◆ **DIRECTIONS**
Extract every line that contains the word "Acid".
━━━ MATERIAL FOR THIS EXERCISE
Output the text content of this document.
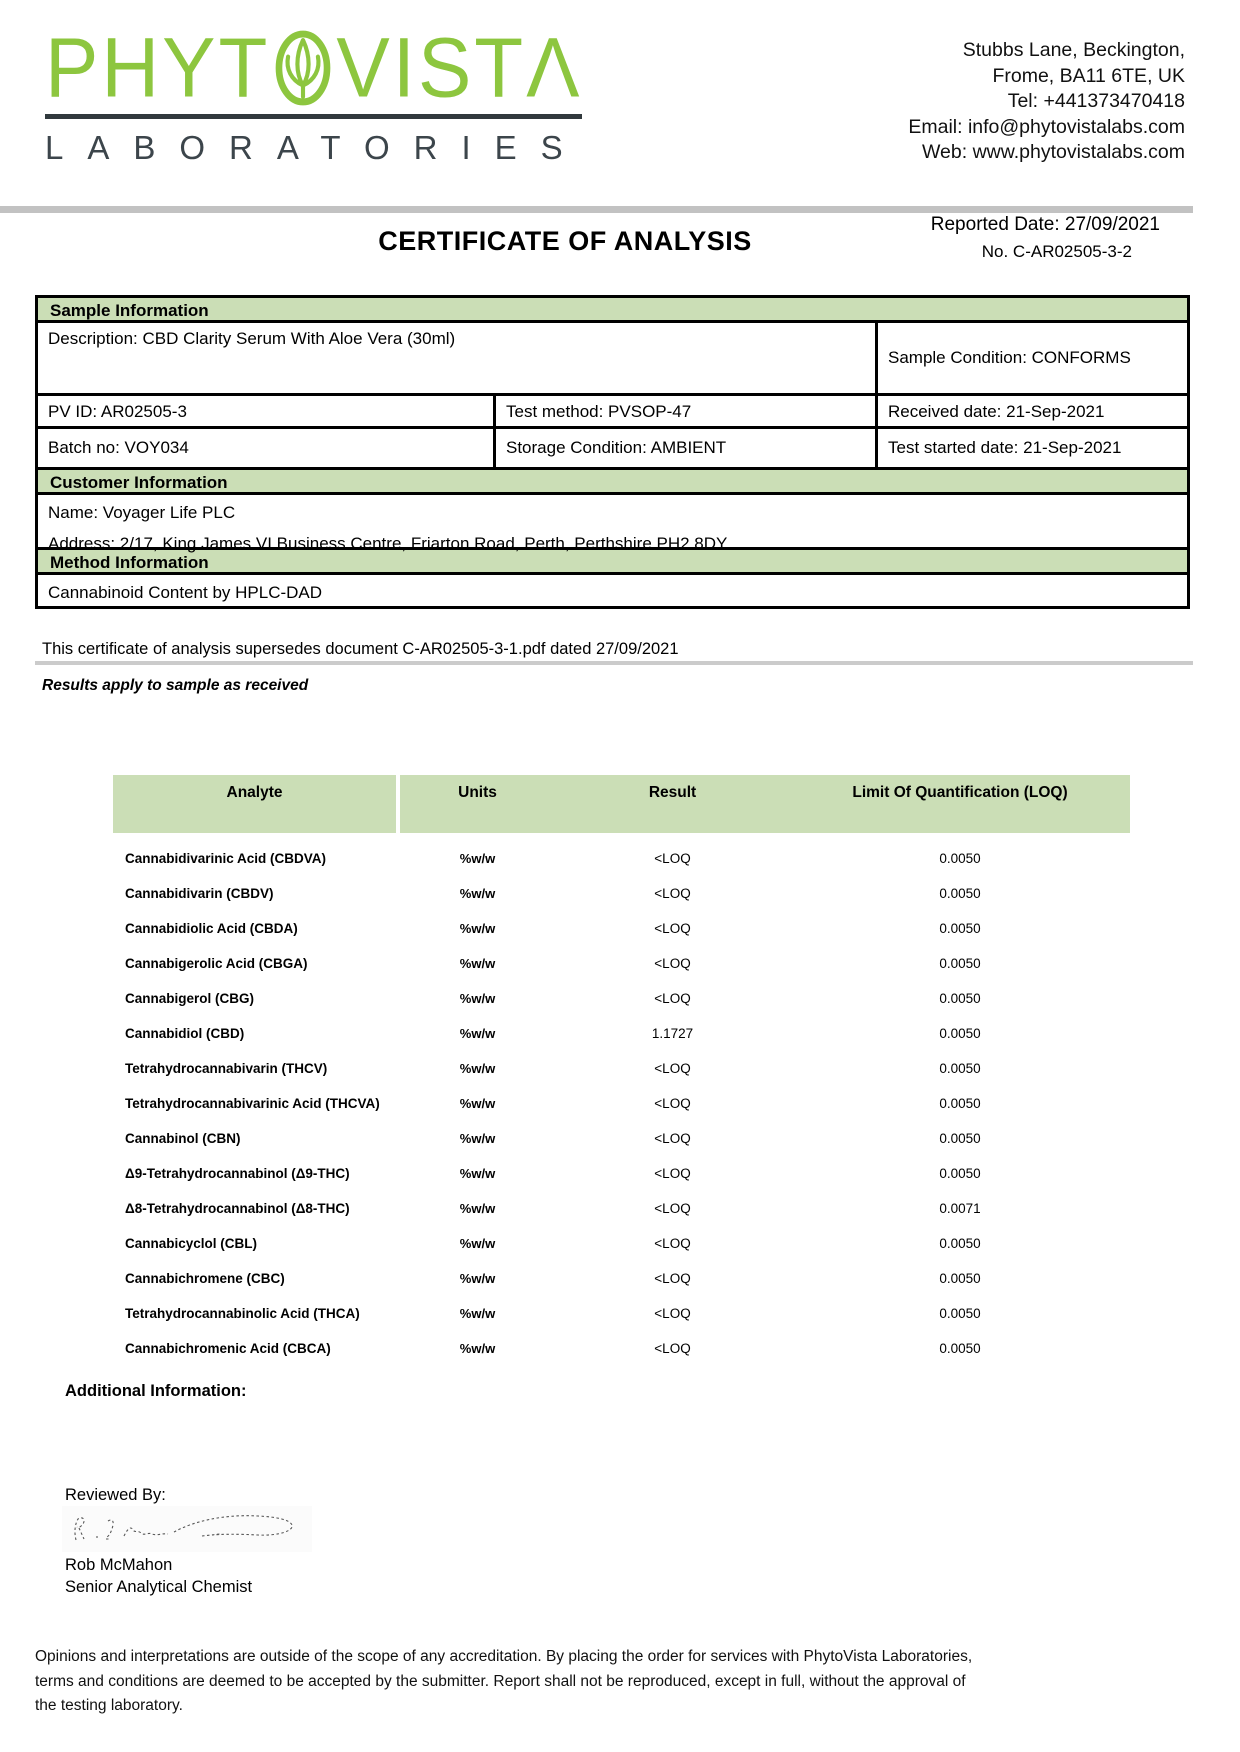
PHYT VIST Λ
LABORATORIES
Stubbs Lane, Beckington,
Frome, BA11 6TE, UK
Tel: +441373470418
Email: info@phytovistalabs.com
Web: www.phytovistalabs.com
Reported Date: 27/09/2021
No. C-AR02505-3-2
CERTIFICATE OF ANALYSIS
Sample Information
Description: CBD Clarity Serum With Aloe Vera (30ml)
Sample Condition: CONFORMS
PV ID: AR02505-3	Test method: PVSOP-47	Received date: 21-Sep-2021
Batch no: VOY034	Storage Condition: AMBIENT	Test started date: 21-Sep-2021
Customer Information
Name: Voyager Life PLC
Address: 2/17, King James VI Business Centre, Friarton Road, Perth, Perthshire PH2 8DY
Method Information
Cannabinoid Content by HPLC-DAD
This certificate of analysis supersedes document C-AR02505-3-1.pdf dated 27/09/2021
Results apply to sample as received
Analyte	Units	Result	Limit Of Quantification (LOQ)
Cannabidivarinic Acid (CBDVA)	%w/w	<LOQ	0.0050
Cannabidivarin (CBDV)	%w/w	<LOQ	0.0050
Cannabidiolic Acid (CBDA)	%w/w	<LOQ	0.0050
Cannabigerolic Acid (CBGA)	%w/w	<LOQ	0.0050
Cannabigerol (CBG)	%w/w	<LOQ	0.0050
Cannabidiol (CBD)	%w/w	1.1727	0.0050
Tetrahydrocannabivarin (THCV)	%w/w	<LOQ	0.0050
Tetrahydrocannabivarinic Acid (THCVA)	%w/w	<LOQ	0.0050
Cannabinol (CBN)	%w/w	<LOQ	0.0050
Δ9-Tetrahydrocannabinol (Δ9-THC)	%w/w	<LOQ	0.0050
Δ8-Tetrahydrocannabinol (Δ8-THC)	%w/w	<LOQ	0.0071
Cannabicyclol (CBL)	%w/w	<LOQ	0.0050
Cannabichromene (CBC)	%w/w	<LOQ	0.0050
Tetrahydrocannabinolic Acid (THCA)	%w/w	<LOQ	0.0050
Cannabichromenic Acid (CBCA)	%w/w	<LOQ	0.0050
Additional Information:
Reviewed By:
Rob McMahon
Senior Analytical Chemist
Opinions and interpretations are outside of the scope of any accreditation. By placing the order for services with PhytoVista Laboratories,
terms and conditions are deemed to be accepted by the submitter. Report shall not be reproduced, except in full, without the approval of
the testing laboratory.
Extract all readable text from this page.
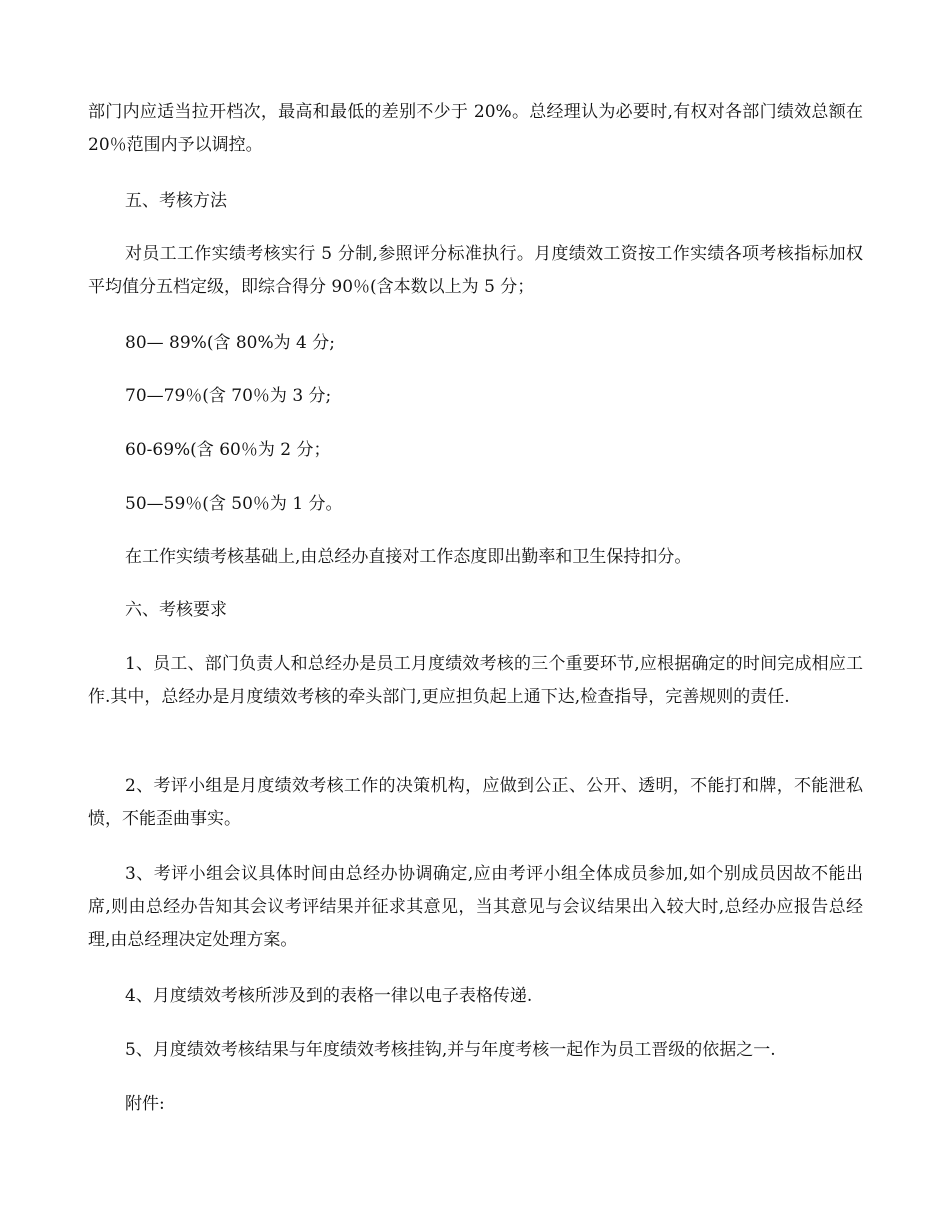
部门内应适当拉开档次，最高和最低的差别不少于 20%。总经理认为必要时,有权对各部门绩效总额在 20％范围内予以调控。

五、考核方法

对员工工作实绩考核实行 5 分制,参照评分标准执行。月度绩效工资按工作实绩各项考核指标加权平均值分五档定级，即综合得分 90％(含本数以上为 5 分；

80— 89%(含 80%为 4 分;

70—79％(含 70％为 3 分;

60-69%(含 60％为 2 分；

50—59％(含 50％为 1 分。

在工作实绩考核基础上,由总经办直接对工作态度即出勤率和卫生保持扣分。

六、考核要求

1、员工、部门负责人和总经办是员工月度绩效考核的三个重要环节,应根据确定的时间完成相应工作.其中，总经办是月度绩效考核的牵头部门,更应担负起上通下达,检查指导，完善规则的责任.

2、考评小组是月度绩效考核工作的决策机构，应做到公正、公开、透明，不能打和牌，不能泄私愤，不能歪曲事实。

3、考评小组会议具体时间由总经办协调确定,应由考评小组全体成员参加,如个别成员因故不能出席,则由总经办告知其会议考评结果并征求其意见，当其意见与会议结果出入较大时,总经办应报告总经理,由总经理决定处理方案。

4、月度绩效考核所涉及到的表格一律以电子表格传递.

5、月度绩效考核结果与年度绩效考核挂钩,并与年度考核一起作为员工晋级的依据之一.

附件:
━━━━━━
◆ **RESULT OF THE EXERCISE**
Cannabidivarinic Acid (CBDVA)	%w/w	<LOQ	0.0050
Cannabidiolic Acid (CBDA)	%w/w	<LOQ	0.0050
Cannabigerolic Acid (CBGA)	%w/w	<LOQ	0.0050
Tetrahydrocannabivarinic Acid (THCVA)	%w/w	<LOQ	0.0050
Tetrahydrocannabinolic Acid (THCA)	%w/w	<LOQ	0.0050
Cannabichromenic Acid (CBCA)	%w/w	<LOQ	0.0050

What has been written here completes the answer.